• _Written task_: How many lines in the listing below include the word "worker"? Reply with the count alone.

Start of Available records

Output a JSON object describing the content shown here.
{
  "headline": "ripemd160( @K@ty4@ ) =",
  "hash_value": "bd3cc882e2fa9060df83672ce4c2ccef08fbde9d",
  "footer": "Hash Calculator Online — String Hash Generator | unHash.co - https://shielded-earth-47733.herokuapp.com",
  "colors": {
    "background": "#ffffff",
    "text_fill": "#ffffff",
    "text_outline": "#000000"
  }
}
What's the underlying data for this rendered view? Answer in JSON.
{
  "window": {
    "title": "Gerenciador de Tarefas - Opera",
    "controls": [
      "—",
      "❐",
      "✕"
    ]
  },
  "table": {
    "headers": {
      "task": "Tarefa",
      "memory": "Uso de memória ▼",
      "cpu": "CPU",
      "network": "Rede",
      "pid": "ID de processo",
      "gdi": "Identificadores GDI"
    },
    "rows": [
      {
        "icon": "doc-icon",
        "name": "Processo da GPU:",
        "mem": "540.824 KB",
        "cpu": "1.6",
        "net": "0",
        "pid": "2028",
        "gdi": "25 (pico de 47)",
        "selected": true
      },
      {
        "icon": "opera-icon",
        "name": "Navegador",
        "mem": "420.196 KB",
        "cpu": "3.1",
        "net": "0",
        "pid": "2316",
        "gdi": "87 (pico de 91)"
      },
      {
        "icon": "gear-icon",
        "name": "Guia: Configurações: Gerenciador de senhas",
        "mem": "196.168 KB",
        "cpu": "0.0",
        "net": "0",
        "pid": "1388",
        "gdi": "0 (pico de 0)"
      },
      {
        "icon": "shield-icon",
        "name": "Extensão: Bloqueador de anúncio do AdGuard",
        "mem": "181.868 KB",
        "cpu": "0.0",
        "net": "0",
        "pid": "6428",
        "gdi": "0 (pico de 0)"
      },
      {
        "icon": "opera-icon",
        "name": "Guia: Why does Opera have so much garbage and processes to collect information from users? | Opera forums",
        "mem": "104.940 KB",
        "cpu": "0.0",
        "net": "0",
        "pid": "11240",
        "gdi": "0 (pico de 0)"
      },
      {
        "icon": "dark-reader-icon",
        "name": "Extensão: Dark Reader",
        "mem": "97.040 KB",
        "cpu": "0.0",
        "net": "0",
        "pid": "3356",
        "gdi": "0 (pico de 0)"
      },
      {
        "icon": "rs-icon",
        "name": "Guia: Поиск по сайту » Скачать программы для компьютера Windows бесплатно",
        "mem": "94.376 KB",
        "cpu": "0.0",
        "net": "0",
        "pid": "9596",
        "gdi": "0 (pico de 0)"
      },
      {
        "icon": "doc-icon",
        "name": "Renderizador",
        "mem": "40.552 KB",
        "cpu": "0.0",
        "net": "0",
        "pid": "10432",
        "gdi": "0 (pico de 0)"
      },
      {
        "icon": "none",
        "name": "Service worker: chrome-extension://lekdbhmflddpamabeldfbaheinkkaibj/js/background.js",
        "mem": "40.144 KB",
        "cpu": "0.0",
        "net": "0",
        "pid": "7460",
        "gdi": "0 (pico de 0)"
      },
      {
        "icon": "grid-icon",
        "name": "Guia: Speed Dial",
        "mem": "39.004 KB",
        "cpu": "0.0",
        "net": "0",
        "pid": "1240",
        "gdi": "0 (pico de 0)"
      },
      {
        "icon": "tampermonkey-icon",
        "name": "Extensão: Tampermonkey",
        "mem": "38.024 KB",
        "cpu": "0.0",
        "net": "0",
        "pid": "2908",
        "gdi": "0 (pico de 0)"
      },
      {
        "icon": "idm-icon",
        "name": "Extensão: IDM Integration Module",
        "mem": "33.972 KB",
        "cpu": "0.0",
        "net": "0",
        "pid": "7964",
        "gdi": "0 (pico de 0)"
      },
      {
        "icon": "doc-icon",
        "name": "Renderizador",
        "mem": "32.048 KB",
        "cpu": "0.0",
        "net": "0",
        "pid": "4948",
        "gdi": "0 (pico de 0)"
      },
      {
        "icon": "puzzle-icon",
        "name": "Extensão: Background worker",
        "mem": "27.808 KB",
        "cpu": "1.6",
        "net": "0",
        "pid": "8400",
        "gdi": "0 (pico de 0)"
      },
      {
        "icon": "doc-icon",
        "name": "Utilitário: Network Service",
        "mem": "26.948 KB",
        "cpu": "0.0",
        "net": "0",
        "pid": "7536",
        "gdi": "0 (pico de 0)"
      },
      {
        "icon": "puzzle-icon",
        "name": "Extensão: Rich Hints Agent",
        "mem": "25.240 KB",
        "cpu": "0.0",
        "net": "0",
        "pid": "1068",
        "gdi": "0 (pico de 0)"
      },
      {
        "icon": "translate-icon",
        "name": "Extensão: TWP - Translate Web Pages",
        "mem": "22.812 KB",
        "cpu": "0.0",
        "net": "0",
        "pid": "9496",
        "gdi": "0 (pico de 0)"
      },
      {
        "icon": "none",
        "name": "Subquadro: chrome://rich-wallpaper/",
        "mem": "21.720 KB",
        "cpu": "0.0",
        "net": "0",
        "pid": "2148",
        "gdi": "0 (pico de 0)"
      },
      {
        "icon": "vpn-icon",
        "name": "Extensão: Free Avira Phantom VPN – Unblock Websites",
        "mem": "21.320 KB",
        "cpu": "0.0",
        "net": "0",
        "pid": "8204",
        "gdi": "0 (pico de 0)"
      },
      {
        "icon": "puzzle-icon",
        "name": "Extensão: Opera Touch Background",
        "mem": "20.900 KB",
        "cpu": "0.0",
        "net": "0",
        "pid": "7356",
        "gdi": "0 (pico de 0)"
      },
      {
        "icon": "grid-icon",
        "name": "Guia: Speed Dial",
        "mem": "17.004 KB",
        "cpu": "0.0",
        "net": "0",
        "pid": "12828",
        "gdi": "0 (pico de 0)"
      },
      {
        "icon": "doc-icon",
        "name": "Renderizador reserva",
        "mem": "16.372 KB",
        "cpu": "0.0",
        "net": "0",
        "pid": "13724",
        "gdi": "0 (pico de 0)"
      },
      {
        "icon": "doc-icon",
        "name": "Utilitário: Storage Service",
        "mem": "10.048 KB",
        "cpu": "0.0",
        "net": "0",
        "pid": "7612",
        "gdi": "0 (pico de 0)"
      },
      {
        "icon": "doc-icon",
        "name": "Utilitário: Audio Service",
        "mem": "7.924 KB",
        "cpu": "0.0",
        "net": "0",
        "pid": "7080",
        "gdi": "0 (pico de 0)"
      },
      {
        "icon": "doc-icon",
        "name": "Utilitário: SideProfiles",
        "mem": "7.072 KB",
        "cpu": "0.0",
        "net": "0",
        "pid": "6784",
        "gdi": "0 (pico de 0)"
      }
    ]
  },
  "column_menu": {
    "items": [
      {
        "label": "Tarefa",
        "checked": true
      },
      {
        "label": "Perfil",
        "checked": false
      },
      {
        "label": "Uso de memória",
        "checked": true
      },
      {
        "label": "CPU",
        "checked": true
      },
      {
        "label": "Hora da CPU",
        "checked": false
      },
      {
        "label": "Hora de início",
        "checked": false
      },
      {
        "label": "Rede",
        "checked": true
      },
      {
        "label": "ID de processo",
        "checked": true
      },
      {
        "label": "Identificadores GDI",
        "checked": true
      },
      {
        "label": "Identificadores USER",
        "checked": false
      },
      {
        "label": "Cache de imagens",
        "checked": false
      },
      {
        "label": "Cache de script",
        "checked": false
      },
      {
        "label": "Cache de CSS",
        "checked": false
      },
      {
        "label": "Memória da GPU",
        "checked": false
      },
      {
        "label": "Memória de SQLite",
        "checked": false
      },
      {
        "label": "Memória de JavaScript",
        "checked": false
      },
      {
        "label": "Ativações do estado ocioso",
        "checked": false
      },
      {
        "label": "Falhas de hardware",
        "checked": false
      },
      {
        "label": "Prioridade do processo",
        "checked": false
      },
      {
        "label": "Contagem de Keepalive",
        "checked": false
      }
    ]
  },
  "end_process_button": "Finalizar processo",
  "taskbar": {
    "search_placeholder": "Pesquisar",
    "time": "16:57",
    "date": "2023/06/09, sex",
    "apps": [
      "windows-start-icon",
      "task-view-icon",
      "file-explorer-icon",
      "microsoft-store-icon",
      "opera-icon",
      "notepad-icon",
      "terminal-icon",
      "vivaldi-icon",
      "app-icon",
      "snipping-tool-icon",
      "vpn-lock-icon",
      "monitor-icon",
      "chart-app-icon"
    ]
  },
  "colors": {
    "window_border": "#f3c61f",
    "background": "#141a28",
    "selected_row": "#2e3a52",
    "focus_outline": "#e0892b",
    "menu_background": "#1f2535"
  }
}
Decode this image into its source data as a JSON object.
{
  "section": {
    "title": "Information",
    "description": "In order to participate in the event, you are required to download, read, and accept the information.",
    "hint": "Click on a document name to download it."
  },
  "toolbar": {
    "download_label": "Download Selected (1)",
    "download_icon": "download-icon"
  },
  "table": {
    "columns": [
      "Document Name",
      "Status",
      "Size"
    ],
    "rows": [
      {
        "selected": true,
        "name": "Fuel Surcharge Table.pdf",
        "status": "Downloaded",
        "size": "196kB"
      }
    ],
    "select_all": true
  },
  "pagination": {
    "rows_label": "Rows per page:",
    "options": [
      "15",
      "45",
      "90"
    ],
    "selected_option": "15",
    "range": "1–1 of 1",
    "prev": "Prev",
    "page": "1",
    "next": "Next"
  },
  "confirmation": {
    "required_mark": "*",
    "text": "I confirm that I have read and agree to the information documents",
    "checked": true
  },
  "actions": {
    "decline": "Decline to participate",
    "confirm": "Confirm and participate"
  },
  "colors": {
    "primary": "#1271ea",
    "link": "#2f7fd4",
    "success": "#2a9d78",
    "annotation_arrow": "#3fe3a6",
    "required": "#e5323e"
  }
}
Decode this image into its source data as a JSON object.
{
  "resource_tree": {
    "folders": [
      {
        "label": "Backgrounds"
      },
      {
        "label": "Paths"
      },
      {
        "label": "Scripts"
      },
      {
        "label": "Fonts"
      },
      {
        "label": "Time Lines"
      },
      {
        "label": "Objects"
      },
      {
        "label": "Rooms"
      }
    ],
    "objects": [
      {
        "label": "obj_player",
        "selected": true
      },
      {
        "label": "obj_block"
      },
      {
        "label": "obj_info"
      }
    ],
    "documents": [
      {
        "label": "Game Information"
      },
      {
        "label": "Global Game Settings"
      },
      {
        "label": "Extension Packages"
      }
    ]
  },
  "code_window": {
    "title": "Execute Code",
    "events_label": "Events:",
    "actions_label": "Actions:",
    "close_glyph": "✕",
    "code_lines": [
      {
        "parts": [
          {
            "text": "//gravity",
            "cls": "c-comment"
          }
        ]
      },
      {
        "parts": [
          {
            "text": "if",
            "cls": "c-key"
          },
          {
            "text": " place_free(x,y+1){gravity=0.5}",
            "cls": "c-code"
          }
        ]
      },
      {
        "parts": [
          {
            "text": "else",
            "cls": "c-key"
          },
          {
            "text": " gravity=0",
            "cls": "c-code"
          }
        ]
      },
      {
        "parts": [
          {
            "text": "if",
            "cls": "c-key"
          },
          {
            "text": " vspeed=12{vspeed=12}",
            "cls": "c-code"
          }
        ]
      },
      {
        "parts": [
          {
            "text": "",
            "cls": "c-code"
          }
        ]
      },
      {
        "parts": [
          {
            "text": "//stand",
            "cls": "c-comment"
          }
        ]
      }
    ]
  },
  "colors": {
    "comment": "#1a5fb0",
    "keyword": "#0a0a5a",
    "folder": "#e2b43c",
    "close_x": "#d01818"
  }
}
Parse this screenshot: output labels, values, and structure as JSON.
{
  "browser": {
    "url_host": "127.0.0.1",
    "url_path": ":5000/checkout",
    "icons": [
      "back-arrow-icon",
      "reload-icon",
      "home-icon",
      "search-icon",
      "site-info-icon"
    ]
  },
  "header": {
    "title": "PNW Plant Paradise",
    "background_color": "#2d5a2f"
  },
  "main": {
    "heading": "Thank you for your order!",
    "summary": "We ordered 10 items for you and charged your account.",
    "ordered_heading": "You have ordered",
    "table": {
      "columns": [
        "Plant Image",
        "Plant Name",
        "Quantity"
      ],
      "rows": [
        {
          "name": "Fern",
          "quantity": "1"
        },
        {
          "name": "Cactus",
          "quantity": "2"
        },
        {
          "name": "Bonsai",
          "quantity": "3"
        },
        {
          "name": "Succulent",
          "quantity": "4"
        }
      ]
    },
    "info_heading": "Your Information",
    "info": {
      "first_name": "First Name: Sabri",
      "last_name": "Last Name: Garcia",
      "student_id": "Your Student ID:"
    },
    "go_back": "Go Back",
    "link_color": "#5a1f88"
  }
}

End of Available records

• _Answer to this problem_: 2